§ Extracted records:
-- Begin --

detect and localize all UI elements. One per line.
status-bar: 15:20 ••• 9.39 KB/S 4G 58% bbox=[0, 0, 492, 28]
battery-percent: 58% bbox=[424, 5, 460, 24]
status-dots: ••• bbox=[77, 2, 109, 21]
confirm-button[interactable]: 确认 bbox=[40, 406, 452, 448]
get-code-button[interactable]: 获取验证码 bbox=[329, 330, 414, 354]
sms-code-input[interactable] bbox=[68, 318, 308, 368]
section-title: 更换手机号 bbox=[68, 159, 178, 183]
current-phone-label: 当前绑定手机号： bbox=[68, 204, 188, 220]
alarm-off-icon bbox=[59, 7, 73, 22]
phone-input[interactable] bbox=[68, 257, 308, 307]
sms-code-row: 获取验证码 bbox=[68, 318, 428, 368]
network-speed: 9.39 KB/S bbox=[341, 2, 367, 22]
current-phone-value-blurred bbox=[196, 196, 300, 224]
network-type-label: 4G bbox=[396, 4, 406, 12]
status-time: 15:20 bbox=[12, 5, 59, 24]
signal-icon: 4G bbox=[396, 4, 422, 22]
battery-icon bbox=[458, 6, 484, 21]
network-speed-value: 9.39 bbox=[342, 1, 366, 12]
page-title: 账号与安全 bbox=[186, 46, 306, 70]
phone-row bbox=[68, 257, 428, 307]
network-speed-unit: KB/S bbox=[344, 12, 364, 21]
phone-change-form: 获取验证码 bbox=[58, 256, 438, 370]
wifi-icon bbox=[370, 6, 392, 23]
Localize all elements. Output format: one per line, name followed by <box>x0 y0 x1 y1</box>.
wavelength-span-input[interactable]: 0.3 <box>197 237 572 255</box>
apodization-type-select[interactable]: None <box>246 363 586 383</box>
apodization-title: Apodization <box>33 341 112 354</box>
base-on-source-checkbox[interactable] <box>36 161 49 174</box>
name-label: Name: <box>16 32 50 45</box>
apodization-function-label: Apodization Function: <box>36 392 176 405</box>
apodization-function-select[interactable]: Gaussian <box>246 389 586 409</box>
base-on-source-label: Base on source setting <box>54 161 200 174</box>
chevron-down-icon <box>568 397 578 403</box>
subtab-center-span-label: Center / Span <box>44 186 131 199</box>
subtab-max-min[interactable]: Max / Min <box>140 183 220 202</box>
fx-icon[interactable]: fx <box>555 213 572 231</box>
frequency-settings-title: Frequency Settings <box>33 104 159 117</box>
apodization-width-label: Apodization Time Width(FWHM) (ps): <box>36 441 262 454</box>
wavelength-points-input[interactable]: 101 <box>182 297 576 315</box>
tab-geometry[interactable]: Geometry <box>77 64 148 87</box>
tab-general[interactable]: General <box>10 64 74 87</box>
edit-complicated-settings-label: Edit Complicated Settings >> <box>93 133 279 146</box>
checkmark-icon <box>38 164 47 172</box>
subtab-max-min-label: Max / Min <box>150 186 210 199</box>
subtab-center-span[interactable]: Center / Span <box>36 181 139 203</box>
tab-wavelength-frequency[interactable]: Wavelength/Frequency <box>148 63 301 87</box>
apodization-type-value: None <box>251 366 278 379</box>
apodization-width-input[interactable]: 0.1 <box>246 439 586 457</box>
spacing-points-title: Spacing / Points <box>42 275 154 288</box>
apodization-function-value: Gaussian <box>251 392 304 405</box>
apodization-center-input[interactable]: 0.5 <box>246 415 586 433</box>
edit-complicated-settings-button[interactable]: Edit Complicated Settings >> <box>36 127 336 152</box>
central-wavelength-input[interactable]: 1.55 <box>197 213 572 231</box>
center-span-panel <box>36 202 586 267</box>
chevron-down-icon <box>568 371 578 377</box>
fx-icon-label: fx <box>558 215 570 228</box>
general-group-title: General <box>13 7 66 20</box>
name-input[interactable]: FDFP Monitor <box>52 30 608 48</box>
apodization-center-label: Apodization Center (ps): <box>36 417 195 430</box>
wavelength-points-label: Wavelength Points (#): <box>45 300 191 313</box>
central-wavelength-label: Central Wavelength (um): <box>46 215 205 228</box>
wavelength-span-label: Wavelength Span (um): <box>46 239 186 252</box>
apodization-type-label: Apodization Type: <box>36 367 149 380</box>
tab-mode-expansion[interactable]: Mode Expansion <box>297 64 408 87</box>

-- End --

§ Requirements:
Reproduce every one of the rows above, substituting "clickable" for each occurrence of "interactable" and leaving all other text unchanged.

§ Reply:
detect and localize all UI elements. One per line.
status-bar: 15:20 ••• 9.39 KB/S 4G 58% bbox=[0, 0, 492, 28]
battery-percent: 58% bbox=[424, 5, 460, 24]
status-dots: ••• bbox=[77, 2, 109, 21]
confirm-button[clickable]: 确认 bbox=[40, 406, 452, 448]
get-code-button[clickable]: 获取验证码 bbox=[329, 330, 414, 354]
sms-code-input[clickable] bbox=[68, 318, 308, 368]
section-title: 更换手机号 bbox=[68, 159, 178, 183]
current-phone-label: 当前绑定手机号： bbox=[68, 204, 188, 220]
alarm-off-icon bbox=[59, 7, 73, 22]
phone-input[clickable] bbox=[68, 257, 308, 307]
sms-code-row: 获取验证码 bbox=[68, 318, 428, 368]
network-speed: 9.39 KB/S bbox=[341, 2, 367, 22]
current-phone-value-blurred bbox=[196, 196, 300, 224]
network-type-label: 4G bbox=[396, 4, 406, 12]
status-time: 15:20 bbox=[12, 5, 59, 24]
signal-icon: 4G bbox=[396, 4, 422, 22]
battery-icon bbox=[458, 6, 484, 21]
network-speed-value: 9.39 bbox=[342, 1, 366, 12]
page-title: 账号与安全 bbox=[186, 46, 306, 70]
phone-row bbox=[68, 257, 428, 307]
network-speed-unit: KB/S bbox=[344, 12, 364, 21]
phone-change-form: 获取验证码 bbox=[58, 256, 438, 370]
wifi-icon bbox=[370, 6, 392, 23]
Localize all elements. Output format: one per line, name followed by <box>x0 y0 x1 y1</box>.
wavelength-span-input[clickable]: 0.3 <box>197 237 572 255</box>
apodization-type-select[clickable]: None <box>246 363 586 383</box>
apodization-title: Apodization <box>33 341 112 354</box>
base-on-source-checkbox[clickable] <box>36 161 49 174</box>
name-label: Name: <box>16 32 50 45</box>
apodization-function-label: Apodization Function: <box>36 392 176 405</box>
apodization-function-select[clickable]: Gaussian <box>246 389 586 409</box>
base-on-source-label: Base on source setting <box>54 161 200 174</box>
chevron-down-icon <box>568 397 578 403</box>
subtab-center-span-label: Center / Span <box>44 186 131 199</box>
subtab-max-min[clickable]: Max / Min <box>140 183 220 202</box>
fx-icon[clickable]: fx <box>555 213 572 231</box>
frequency-settings-title: Frequency Settings <box>33 104 159 117</box>
apodization-width-label: Apodization Time Width(FWHM) (ps): <box>36 441 262 454</box>
wavelength-points-input[clickable]: 101 <box>182 297 576 315</box>
tab-geometry[clickable]: Geometry <box>77 64 148 87</box>
tab-general[clickable]: General <box>10 64 74 87</box>
edit-complicated-settings-label: Edit Complicated Settings >> <box>93 133 279 146</box>
checkmark-icon <box>38 164 47 172</box>
subtab-max-min-label: Max / Min <box>150 186 210 199</box>
subtab-center-span[clickable]: Center / Span <box>36 181 139 203</box>
tab-wavelength-frequency[clickable]: Wavelength/Frequency <box>148 63 301 87</box>
apodization-type-value: None <box>251 366 278 379</box>
apodization-width-input[clickable]: 0.1 <box>246 439 586 457</box>
spacing-points-title: Spacing / Points <box>42 275 154 288</box>
apodization-function-value: Gaussian <box>251 392 304 405</box>
apodization-center-input[clickable]: 0.5 <box>246 415 586 433</box>
edit-complicated-settings-button[clickable]: Edit Complicated Settings >> <box>36 127 336 152</box>
central-wavelength-input[clickable]: 1.55 <box>197 213 572 231</box>
center-span-panel <box>36 202 586 267</box>
chevron-down-icon <box>568 371 578 377</box>
fx-icon-label: fx <box>558 215 570 228</box>
general-group-title: General <box>13 7 66 20</box>
name-input[clickable]: FDFP Monitor <box>52 30 608 48</box>
apodization-center-label: Apodization Center (ps): <box>36 417 195 430</box>
wavelength-points-label: Wavelength Points (#): <box>45 300 191 313</box>
central-wavelength-label: Central Wavelength (um): <box>46 215 205 228</box>
wavelength-span-label: Wavelength Span (um): <box>46 239 186 252</box>
apodization-type-label: Apodization Type: <box>36 367 149 380</box>
tab-mode-expansion[clickable]: Mode Expansion <box>297 64 408 87</box>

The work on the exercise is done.